=== Work to complete ===
Convert the listing below into a numbered list, omitting blank lines and the pictures.

=== Data provided ===
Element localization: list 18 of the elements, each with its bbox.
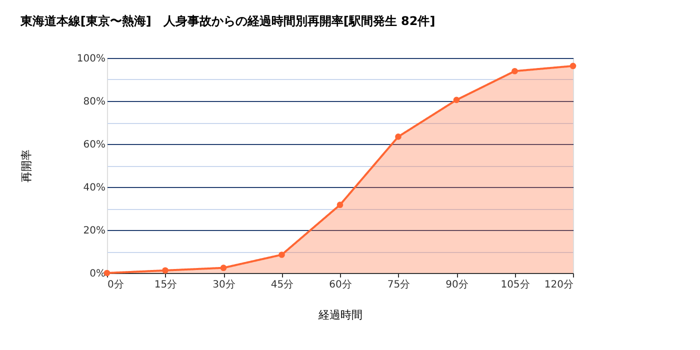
y-tick-label: 20% (83, 226, 106, 236)
y-tick-label: 0% (90, 268, 106, 280)
x-tick-label: 120分 (544, 278, 574, 290)
x-tick-label: 15分 (154, 278, 178, 290)
x-tick-label: 0分 (108, 278, 124, 290)
x-tick-label: 60分 (329, 278, 352, 290)
y-tick-label: 60% (83, 140, 106, 150)
x-tick-label: 75分 (387, 278, 410, 290)
x-tick-label: 30分 (212, 278, 236, 290)
y-axis-title: 再開率 (20, 150, 33, 182)
x-axis-title: 経過時間 (318, 308, 362, 322)
x-tick-label: 105分 (500, 278, 530, 290)
chart-title: 東海道本線[東京〜熱海] 人身事故からの経過時間別再開率[駅間発生 82件] (19, 14, 436, 28)
x-tick-label: 90分 (446, 278, 468, 290)
y-tick-label: 40% (83, 182, 106, 194)
y-tick-label: 80% (83, 96, 106, 108)
x-tick-label: 45分 (270, 278, 294, 290)
y-tick-label: 100% (76, 54, 106, 64)
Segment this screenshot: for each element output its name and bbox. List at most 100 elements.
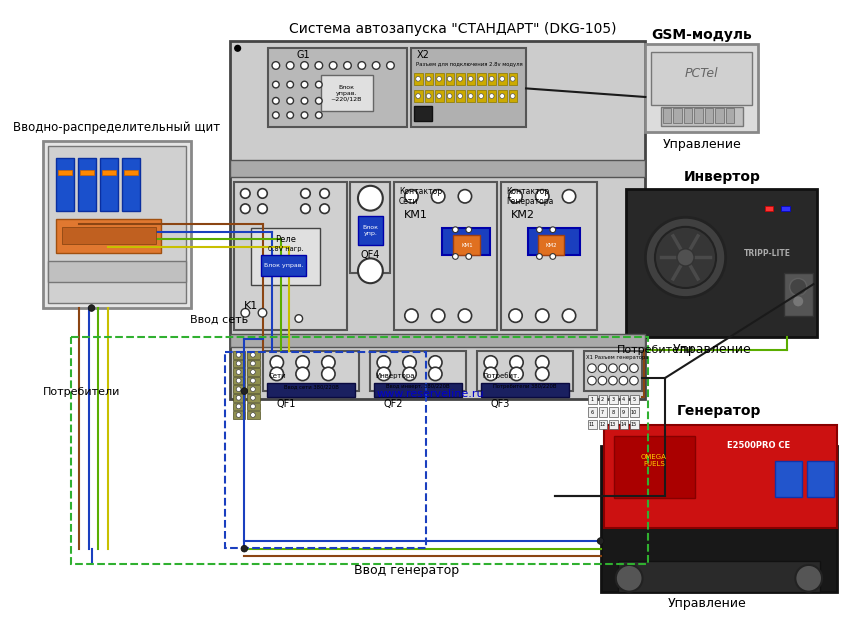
Text: TRIPP-LITE: TRIPP-LITE — [744, 249, 792, 258]
Circle shape — [250, 352, 255, 357]
Circle shape — [386, 62, 394, 69]
Bar — [598, 395, 607, 404]
Bar — [446, 90, 455, 102]
Bar — [100, 158, 119, 211]
Circle shape — [329, 62, 337, 69]
Circle shape — [616, 565, 643, 592]
Circle shape — [535, 356, 549, 369]
Text: Генератор: Генератор — [676, 404, 761, 418]
Bar — [604, 424, 837, 528]
Bar — [247, 402, 260, 410]
Text: Ввод инверт. 380/220В: Ввод инверт. 380/220В — [386, 384, 450, 389]
Text: Разъем для подключения 2.8v модуля: Разъем для подключения 2.8v модуля — [417, 62, 523, 67]
Circle shape — [344, 62, 352, 69]
Bar — [765, 206, 773, 211]
Bar — [645, 44, 758, 132]
Circle shape — [792, 296, 804, 307]
Bar — [124, 169, 139, 175]
Text: 2: 2 — [601, 398, 604, 402]
Bar — [477, 351, 572, 391]
Text: Контактор: Контактор — [399, 187, 443, 196]
Circle shape — [458, 94, 462, 98]
Circle shape — [241, 189, 250, 198]
Circle shape — [466, 254, 472, 259]
Circle shape — [301, 81, 307, 88]
Circle shape — [301, 189, 310, 198]
Bar — [48, 261, 186, 282]
Text: QF3: QF3 — [491, 399, 510, 409]
Bar — [538, 236, 565, 254]
Bar — [509, 90, 518, 102]
Text: 10: 10 — [630, 409, 637, 414]
Bar — [247, 386, 260, 393]
Bar — [411, 48, 526, 127]
Bar — [454, 236, 481, 254]
Circle shape — [469, 76, 473, 81]
Circle shape — [273, 81, 279, 88]
Bar — [781, 206, 790, 211]
Circle shape — [358, 186, 383, 211]
Bar — [234, 182, 346, 330]
Circle shape — [458, 76, 462, 81]
Circle shape — [619, 376, 628, 385]
Bar — [528, 228, 579, 254]
Bar — [230, 334, 645, 347]
Text: Сети: Сети — [268, 373, 286, 379]
Text: GSM-модуль: GSM-модуль — [651, 28, 753, 42]
Text: Потребители: Потребители — [617, 345, 695, 355]
Bar — [620, 408, 628, 417]
Bar — [617, 561, 820, 592]
Circle shape — [287, 81, 294, 88]
Bar — [715, 109, 724, 122]
Circle shape — [630, 364, 638, 372]
Circle shape — [588, 376, 596, 385]
Text: KM1: KM1 — [461, 242, 473, 248]
Circle shape — [537, 227, 542, 232]
Bar — [630, 408, 639, 417]
Circle shape — [296, 368, 309, 381]
Circle shape — [436, 94, 442, 98]
Bar — [78, 158, 96, 211]
Circle shape — [431, 189, 445, 203]
Circle shape — [320, 189, 329, 198]
Circle shape — [270, 356, 283, 369]
Circle shape — [677, 249, 695, 266]
Circle shape — [250, 369, 255, 374]
Text: Сети: Сети — [399, 197, 418, 206]
Text: Потребит.: Потребит. — [482, 372, 520, 379]
Circle shape — [236, 361, 241, 366]
Circle shape — [321, 356, 335, 369]
Bar — [233, 394, 245, 402]
Bar — [233, 411, 245, 419]
Circle shape — [655, 227, 716, 288]
Circle shape — [510, 356, 523, 369]
Circle shape — [429, 356, 442, 369]
Circle shape — [609, 364, 617, 372]
Text: QF2: QF2 — [384, 399, 404, 409]
Bar — [807, 461, 834, 497]
Circle shape — [562, 309, 576, 322]
Circle shape — [250, 387, 255, 392]
Text: QF4: QF4 — [361, 249, 380, 259]
Circle shape — [484, 356, 497, 369]
Circle shape — [537, 254, 542, 259]
Circle shape — [598, 376, 607, 385]
Circle shape — [236, 378, 241, 383]
Text: 13: 13 — [610, 422, 616, 427]
Circle shape — [287, 62, 294, 69]
Text: G1: G1 — [297, 50, 311, 60]
Circle shape — [484, 368, 497, 381]
Bar — [488, 90, 496, 102]
Circle shape — [795, 565, 822, 592]
Text: Управление: Управление — [662, 138, 741, 151]
Circle shape — [431, 309, 445, 322]
Bar — [247, 351, 260, 359]
Bar — [56, 219, 161, 253]
Text: KM2: KM2 — [545, 242, 557, 248]
Circle shape — [236, 404, 241, 409]
Circle shape — [598, 364, 607, 372]
Circle shape — [630, 376, 638, 385]
Text: QF1: QF1 — [277, 399, 296, 409]
Bar — [56, 158, 74, 211]
Bar — [62, 227, 156, 244]
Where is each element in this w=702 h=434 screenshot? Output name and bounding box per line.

=== The completed task ===
1. Element localization: list 18 of the elements, each with its bbox.
2. y-tick-label: 20% (83, 226, 106, 236)
3. y-tick-label: 0% (90, 268, 106, 280)
4. x-tick-label: 120分 (544, 278, 574, 290)
5. x-tick-label: 15分 (154, 278, 178, 290)
6. x-tick-label: 0分 (108, 278, 124, 290)
7. x-tick-label: 60分 (329, 278, 352, 290)
8. y-tick-label: 60% (83, 140, 106, 150)
9. x-tick-label: 75分 (387, 278, 410, 290)
10. x-tick-label: 30分 (212, 278, 236, 290)
11. y-axis-title: 再開率 (20, 150, 33, 182)
12. x-axis-title: 経過時間 (318, 308, 362, 322)
13. x-tick-label: 105分 (500, 278, 530, 290)
14. chart-title: 東海道本線[東京〜熱海] 人身事故からの経過時間別再開率[駅間発生 82件] (19, 14, 436, 28)
15. x-tick-label: 90分 (446, 278, 468, 290)
16. y-tick-label: 40% (83, 182, 106, 194)
17. y-tick-label: 80% (83, 96, 106, 108)
18. x-tick-label: 45分 (270, 278, 294, 290)
19. y-tick-label: 100% (76, 54, 106, 64)
20. Segment this screenshot: for each element output its name and bbox. List at most 100 elements.
21. Text: TRIPP-LITE: TRIPP-LITE — [744, 249, 792, 258]
22. Circle shape — [250, 352, 255, 357]
23. Circle shape — [386, 62, 394, 69]
24. Bar — [598, 395, 607, 404]
25. Bar — [446, 90, 455, 102]
26. Bar — [100, 158, 119, 211]
27. Circle shape — [329, 62, 337, 69]
28. Circle shape — [616, 565, 643, 592]
29. Circle shape — [535, 356, 549, 369]
30. Text: Генератор: Генератор — [676, 404, 761, 418]
31. Bar — [604, 424, 837, 528]
32. Bar — [247, 402, 260, 410]
33. Text: Ввод инверт. 380/220В: Ввод инверт. 380/220В — [386, 384, 450, 389]
34. Text: Разъем для подключения 2.8v модуля: Разъем для подключения 2.8v модуля — [417, 62, 523, 67]
35. Circle shape — [344, 62, 352, 69]
36. Bar — [765, 206, 773, 211]
37. Bar — [645, 44, 758, 132]
38. Circle shape — [792, 296, 804, 307]
39. Bar — [124, 169, 139, 175]
40. Text: 2: 2 — [601, 398, 604, 402]
41. Bar — [477, 351, 572, 391]
42. Text: Контактор: Контактор — [399, 187, 443, 196]
43. Circle shape — [458, 94, 462, 98]
44. Circle shape — [241, 189, 250, 198]
45. Circle shape — [466, 254, 472, 259]
46. Circle shape — [301, 81, 307, 88]
47. Circle shape — [301, 189, 310, 198]
48. Bar — [48, 261, 186, 282]
49. Text: QF3: QF3 — [491, 399, 510, 409]
50. Bar — [538, 236, 565, 254]
51. Bar — [509, 90, 518, 102]
52. Text: 10: 10 — [630, 409, 637, 414]
53. Bar — [247, 386, 260, 393]
54. Bar — [411, 48, 526, 127]
55. Bar — [454, 236, 481, 254]
56. Circle shape — [469, 76, 473, 81]
57. Circle shape — [273, 81, 279, 88]
58. Bar — [781, 206, 790, 211]
59. Circle shape — [358, 186, 383, 211]
60. Bar — [234, 182, 346, 330]
61. Circle shape — [458, 76, 462, 81]
62. Circle shape — [619, 376, 628, 385]
63. Bar — [528, 228, 579, 254]
64. Bar — [230, 334, 645, 347]
65. Text: Сети: Сети — [268, 373, 286, 379]
66. Text: GSM-модуль: GSM-модуль — [651, 28, 753, 42]
67. Text: Потребители: Потребители — [617, 345, 695, 355]
68. Bar — [620, 408, 628, 417]
69. Bar — [617, 561, 820, 592]
70. Circle shape — [287, 81, 294, 88]
71. Bar — [715, 109, 724, 122]
72. Circle shape — [630, 364, 638, 372]
73. Circle shape — [588, 376, 596, 385]
74. Text: KM1: KM1 — [461, 242, 473, 248]
75. Circle shape — [537, 227, 542, 232]
76. Bar — [630, 408, 639, 417]
77. Circle shape — [296, 368, 309, 381]
78. Circle shape — [436, 94, 442, 98]
79. Bar — [78, 158, 96, 211]
80. Circle shape — [431, 189, 445, 203]
81. Circle shape — [320, 189, 329, 198]
82. Circle shape — [270, 356, 283, 369]
83. Circle shape — [677, 249, 695, 266]
84. Circle shape — [250, 369, 255, 374]
85. Text: Сети: Сети — [399, 197, 418, 206]
86. Text: Потребит.: Потребит. — [482, 372, 520, 379]
87. Circle shape — [236, 361, 241, 366]
88. Circle shape — [321, 356, 335, 369]
89. Bar — [233, 394, 245, 402]
90. Bar — [233, 411, 245, 419]
91. Circle shape — [655, 227, 716, 288]
92. Circle shape — [510, 356, 523, 369]
93. Circle shape — [429, 356, 442, 369]
94. Circle shape — [609, 364, 617, 372]
95. Text: QF2: QF2 — [384, 399, 404, 409]
96. Bar — [807, 461, 834, 497]
97. Circle shape — [562, 309, 576, 322]
98. Circle shape — [250, 387, 255, 392]
99. Text: QF4: QF4 — [361, 249, 380, 259]
100. Circle shape — [484, 356, 497, 369]
101. Circle shape — [537, 254, 542, 259]
102. Circle shape — [598, 376, 607, 385]
103. Circle shape — [236, 378, 241, 383]
104. Text: 13: 13 — [610, 422, 616, 427]
105. Circle shape — [287, 62, 294, 69]
106. Text: G1: G1 — [297, 50, 311, 60]
107. Circle shape — [484, 368, 497, 381]
108. Bar — [488, 90, 496, 102]
109. Circle shape — [795, 565, 822, 592]
110. Text: Управление: Управление — [662, 138, 741, 151]
111. Circle shape — [431, 309, 445, 322]
112. Bar — [247, 351, 260, 359]
113. Bar — [56, 219, 161, 253]
114. Text: KM2: KM2 — [545, 242, 557, 248]
115. Circle shape — [236, 404, 241, 409]
116. Circle shape — [598, 364, 607, 372]
117. Circle shape — [630, 376, 638, 385]
118. Text: QF1: QF1 — [277, 399, 296, 409]
119. Bar — [56, 158, 74, 211]
120. Bar — [62, 227, 156, 244]
121. Where is each element in this w=702 h=434 screenshot? Output name and bounding box per line.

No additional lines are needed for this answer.